Report, as a bare number, how many lines contain the string "Российский".

Source records
▽

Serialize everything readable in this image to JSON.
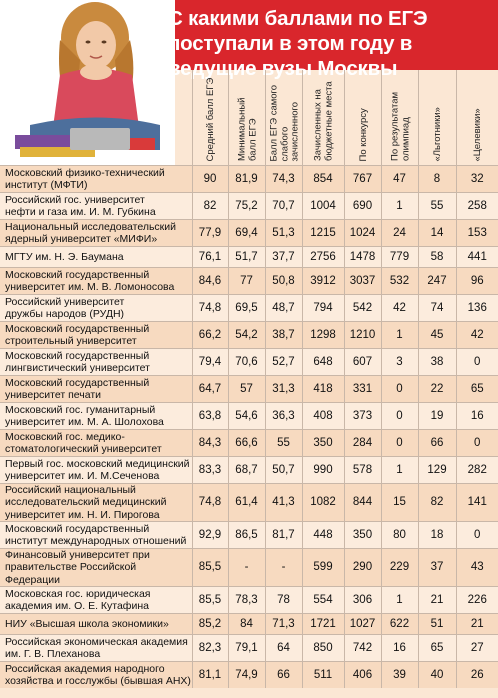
{
  "title": "С какими баллами по ЕГЭ поступали в этом году в ведущие вузы Москвы",
  "columns": [
    "Средний балл ЕГЭ",
    "Минимальный балл ЕГЭ",
    "Балл ЕГЭ самого слабого зачисленного",
    "Зачисленных на бюджетные места",
    "По конкурсу",
    "По результатам олимпиад",
    "«Льготники»",
    "«Целевики»"
  ],
  "rows": [
    {
      "name": [
        "Московский физико-технический",
        "институт (МФТИ)"
      ],
      "values": [
        "90",
        "81,9",
        "74,3",
        "854",
        "767",
        "47",
        "8",
        "32"
      ]
    },
    {
      "name": [
        "Российский гос. университет",
        "нефти и газа им. И. М. Губкина"
      ],
      "values": [
        "82",
        "75,2",
        "70,7",
        "1004",
        "690",
        "1",
        "55",
        "258"
      ]
    },
    {
      "name": [
        "Национальный исследовательский",
        "ядерный университет «МИФИ»"
      ],
      "values": [
        "77,9",
        "69,4",
        "51,3",
        "1215",
        "1024",
        "24",
        "14",
        "153"
      ]
    },
    {
      "name": [
        "МГТУ им. Н. Э. Баумана"
      ],
      "values": [
        "76,1",
        "51,7",
        "37,7",
        "2756",
        "1478",
        "779",
        "58",
        "441"
      ]
    },
    {
      "name": [
        "Московский государственный",
        "университет им. М. В. Ломоносова"
      ],
      "values": [
        "84,6",
        "77",
        "50,8",
        "3912",
        "3037",
        "532",
        "247",
        "96"
      ]
    },
    {
      "name": [
        "Российский университет",
        "дружбы народов (РУДН)"
      ],
      "values": [
        "74,8",
        "69,5",
        "48,7",
        "794",
        "542",
        "42",
        "74",
        "136"
      ]
    },
    {
      "name": [
        "Московский государственный",
        "строительный университет"
      ],
      "values": [
        "66,2",
        "54,2",
        "38,7",
        "1298",
        "1210",
        "1",
        "45",
        "42"
      ]
    },
    {
      "name": [
        "Московский государственный",
        "лингвистический университет"
      ],
      "values": [
        "79,4",
        "70,6",
        "52,7",
        "648",
        "607",
        "3",
        "38",
        "0"
      ]
    },
    {
      "name": [
        "Московский государственный",
        "университет печати"
      ],
      "values": [
        "64,7",
        "57",
        "31,3",
        "418",
        "331",
        "0",
        "22",
        "65"
      ]
    },
    {
      "name": [
        "Московский гос. гуманитарный",
        "университет им. М. А. Шолохова"
      ],
      "values": [
        "63,8",
        "54,6",
        "36,3",
        "408",
        "373",
        "0",
        "19",
        "16"
      ]
    },
    {
      "name": [
        "Московский гос. медико-",
        "стоматологический университет"
      ],
      "values": [
        "84,3",
        "66,6",
        "55",
        "350",
        "284",
        "0",
        "66",
        "0"
      ]
    },
    {
      "name": [
        "Первый гос. московский медицинский",
        "университет им. И. М.Сеченова"
      ],
      "values": [
        "83,3",
        "68,7",
        "50,7",
        "990",
        "578",
        "1",
        "129",
        "282"
      ]
    },
    {
      "name": [
        "Российский национальный",
        "исследовательский медицинский",
        "университет им. Н. И. Пирогова"
      ],
      "values": [
        "74,8",
        "61,4",
        "41,3",
        "1082",
        "844",
        "15",
        "82",
        "141"
      ]
    },
    {
      "name": [
        "Московский государственный",
        "институт международных отношений"
      ],
      "values": [
        "92,9",
        "86,5",
        "81,7",
        "448",
        "350",
        "80",
        "18",
        "0"
      ]
    },
    {
      "name": [
        "Финансовый университет при",
        "правительстве Российской Федерации"
      ],
      "values": [
        "85,5",
        "-",
        "-",
        "599",
        "290",
        "229",
        "37",
        "43"
      ]
    },
    {
      "name": [
        "Московская гос. юридическая",
        "академия им. О. Е. Кутафина"
      ],
      "values": [
        "85,5",
        "78,3",
        "78",
        "554",
        "306",
        "1",
        "21",
        "226"
      ]
    },
    {
      "name": [
        "НИУ «Высшая школа экономики»"
      ],
      "values": [
        "85,2",
        "84",
        "71,3",
        "1721",
        "1027",
        "622",
        "51",
        "21"
      ]
    },
    {
      "name": [
        "Российская экономическая академия",
        "им. Г. В. Плеханова"
      ],
      "values": [
        "82,3",
        "79,1",
        "64",
        "850",
        "742",
        "16",
        "65",
        "27"
      ]
    },
    {
      "name": [
        "Российская академия народного",
        "хозяйства и госслужбы (бывшая АНХ)"
      ],
      "values": [
        "81,1",
        "74,9",
        "66",
        "511",
        "406",
        "39",
        "40",
        "26"
      ]
    }
  ]
}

△

▶ **Output below**: 3